| Extracted data |
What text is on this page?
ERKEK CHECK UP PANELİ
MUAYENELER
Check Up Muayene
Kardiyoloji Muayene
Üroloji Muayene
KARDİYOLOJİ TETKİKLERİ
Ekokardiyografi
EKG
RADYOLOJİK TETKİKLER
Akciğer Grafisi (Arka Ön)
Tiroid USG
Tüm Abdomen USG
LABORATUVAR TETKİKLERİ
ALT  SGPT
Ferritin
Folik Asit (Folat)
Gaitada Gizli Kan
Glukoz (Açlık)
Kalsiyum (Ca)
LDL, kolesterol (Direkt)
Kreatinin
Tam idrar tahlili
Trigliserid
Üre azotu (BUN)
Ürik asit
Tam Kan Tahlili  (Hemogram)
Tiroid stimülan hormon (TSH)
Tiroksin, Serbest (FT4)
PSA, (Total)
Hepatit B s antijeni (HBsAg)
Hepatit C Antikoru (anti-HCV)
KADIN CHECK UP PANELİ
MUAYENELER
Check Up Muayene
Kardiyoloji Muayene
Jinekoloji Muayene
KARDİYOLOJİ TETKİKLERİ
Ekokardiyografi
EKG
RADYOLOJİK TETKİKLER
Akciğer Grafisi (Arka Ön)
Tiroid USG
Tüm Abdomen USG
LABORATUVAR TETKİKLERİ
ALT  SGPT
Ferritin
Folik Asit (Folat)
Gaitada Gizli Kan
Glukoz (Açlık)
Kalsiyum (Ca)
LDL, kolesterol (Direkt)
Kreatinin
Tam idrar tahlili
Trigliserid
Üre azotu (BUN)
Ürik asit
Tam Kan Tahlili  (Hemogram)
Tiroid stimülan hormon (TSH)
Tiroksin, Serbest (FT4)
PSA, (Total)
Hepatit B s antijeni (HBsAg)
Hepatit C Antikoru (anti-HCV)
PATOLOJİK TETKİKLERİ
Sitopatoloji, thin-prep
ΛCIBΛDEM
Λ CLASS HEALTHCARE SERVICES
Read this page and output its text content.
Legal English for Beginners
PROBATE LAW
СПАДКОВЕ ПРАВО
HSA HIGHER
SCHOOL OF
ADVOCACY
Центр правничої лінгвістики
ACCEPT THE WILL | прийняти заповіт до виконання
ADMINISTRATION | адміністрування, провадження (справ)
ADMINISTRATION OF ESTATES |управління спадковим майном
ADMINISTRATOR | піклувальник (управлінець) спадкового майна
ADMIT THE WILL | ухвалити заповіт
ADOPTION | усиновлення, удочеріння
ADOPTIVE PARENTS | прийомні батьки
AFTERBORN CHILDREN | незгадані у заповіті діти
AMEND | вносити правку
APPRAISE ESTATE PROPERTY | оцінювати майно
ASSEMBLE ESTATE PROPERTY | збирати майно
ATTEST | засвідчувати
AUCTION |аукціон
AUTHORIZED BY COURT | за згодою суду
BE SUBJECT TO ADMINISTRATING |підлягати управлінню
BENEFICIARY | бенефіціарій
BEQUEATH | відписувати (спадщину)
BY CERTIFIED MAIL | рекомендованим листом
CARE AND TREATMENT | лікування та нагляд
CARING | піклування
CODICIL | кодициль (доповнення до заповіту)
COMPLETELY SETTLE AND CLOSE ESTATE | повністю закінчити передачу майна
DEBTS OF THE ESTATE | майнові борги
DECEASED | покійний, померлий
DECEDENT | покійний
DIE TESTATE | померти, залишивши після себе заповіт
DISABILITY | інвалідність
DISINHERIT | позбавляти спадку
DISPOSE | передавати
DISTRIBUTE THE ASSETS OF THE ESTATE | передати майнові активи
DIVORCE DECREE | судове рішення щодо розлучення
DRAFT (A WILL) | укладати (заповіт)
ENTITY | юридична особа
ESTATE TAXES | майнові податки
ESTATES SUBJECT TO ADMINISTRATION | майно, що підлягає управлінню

| Your task |
Faithfully reproduce all of the records, character for character.

| Written response |
What text is on this page?
ERKEK CHECK UP PANELİ
MUAYENELER
Check Up Muayene
Kardiyoloji Muayene
Üroloji Muayene
KARDİYOLOJİ TETKİKLERİ
Ekokardiyografi
EKG
RADYOLOJİK TETKİKLER
Akciğer Grafisi (Arka Ön)
Tiroid USG
Tüm Abdomen USG
LABORATUVAR TETKİKLERİ
ALT  SGPT
Ferritin
Folik Asit (Folat)
Gaitada Gizli Kan
Glukoz (Açlık)
Kalsiyum (Ca)
LDL, kolesterol (Direkt)
Kreatinin
Tam idrar tahlili
Trigliserid
Üre azotu (BUN)
Ürik asit
Tam Kan Tahlili  (Hemogram)
Tiroid stimülan hormon (TSH)
Tiroksin, Serbest (FT4)
PSA, (Total)
Hepatit B s antijeni (HBsAg)
Hepatit C Antikoru (anti-HCV)
KADIN CHECK UP PANELİ
MUAYENELER
Check Up Muayene
Kardiyoloji Muayene
Jinekoloji Muayene
KARDİYOLOJİ TETKİKLERİ
Ekokardiyografi
EKG
RADYOLOJİK TETKİKLER
Akciğer Grafisi (Arka Ön)
Tiroid USG
Tüm Abdomen USG
LABORATUVAR TETKİKLERİ
ALT  SGPT
Ferritin
Folik Asit (Folat)
Gaitada Gizli Kan
Glukoz (Açlık)
Kalsiyum (Ca)
LDL, kolesterol (Direkt)
Kreatinin
Tam idrar tahlili
Trigliserid
Üre azotu (BUN)
Ürik asit
Tam Kan Tahlili  (Hemogram)
Tiroid stimülan hormon (TSH)
Tiroksin, Serbest (FT4)
PSA, (Total)
Hepatit B s antijeni (HBsAg)
Hepatit C Antikoru (anti-HCV)
PATOLOJİK TETKİKLERİ
Sitopatoloji, thin-prep
ΛCIBΛDEM
Λ CLASS HEALTHCARE SERVICES
Read this page and output its text content.
Legal English for Beginners
PROBATE LAW
СПАДКОВЕ ПРАВО
HSA HIGHER
SCHOOL OF
ADVOCACY
Центр правничої лінгвістики
ACCEPT THE WILL | прийняти заповіт до виконання
ADMINISTRATION | адміністрування, провадження (справ)
ADMINISTRATION OF ESTATES |управління спадковим майном
ADMINISTRATOR | піклувальник (управлінець) спадкового майна
ADMIT THE WILL | ухвалити заповіт
ADOPTION | усиновлення, удочеріння
ADOPTIVE PARENTS | прийомні батьки
AFTERBORN CHILDREN | незгадані у заповіті діти
AMEND | вносити правку
APPRAISE ESTATE PROPERTY | оцінювати майно
ASSEMBLE ESTATE PROPERTY | збирати майно
ATTEST | засвідчувати
AUCTION |аукціон
AUTHORIZED BY COURT | за згодою суду
BE SUBJECT TO ADMINISTRATING |підлягати управлінню
BENEFICIARY | бенефіціарій
BEQUEATH | відписувати (спадщину)
BY CERTIFIED MAIL | рекомендованим листом
CARE AND TREATMENT | лікування та нагляд
CARING | піклування
CODICIL | кодициль (доповнення до заповіту)
COMPLETELY SETTLE AND CLOSE ESTATE | повністю закінчити передачу майна
DEBTS OF THE ESTATE | майнові борги
DECEASED | покійний, померлий
DECEDENT | покійний
DIE TESTATE | померти, залишивши після себе заповіт
DISABILITY | інвалідність
DISINHERIT | позбавляти спадку
DISPOSE | передавати
DISTRIBUTE THE ASSETS OF THE ESTATE | передати майнові активи
DIVORCE DECREE | судове рішення щодо розлучення
DRAFT (A WILL) | укладати (заповіт)
ENTITY | юридична особа
ESTATE TAXES | майнові податки
ESTATES SUBJECT TO ADMINISTRATION | майно, що підлягає управлінню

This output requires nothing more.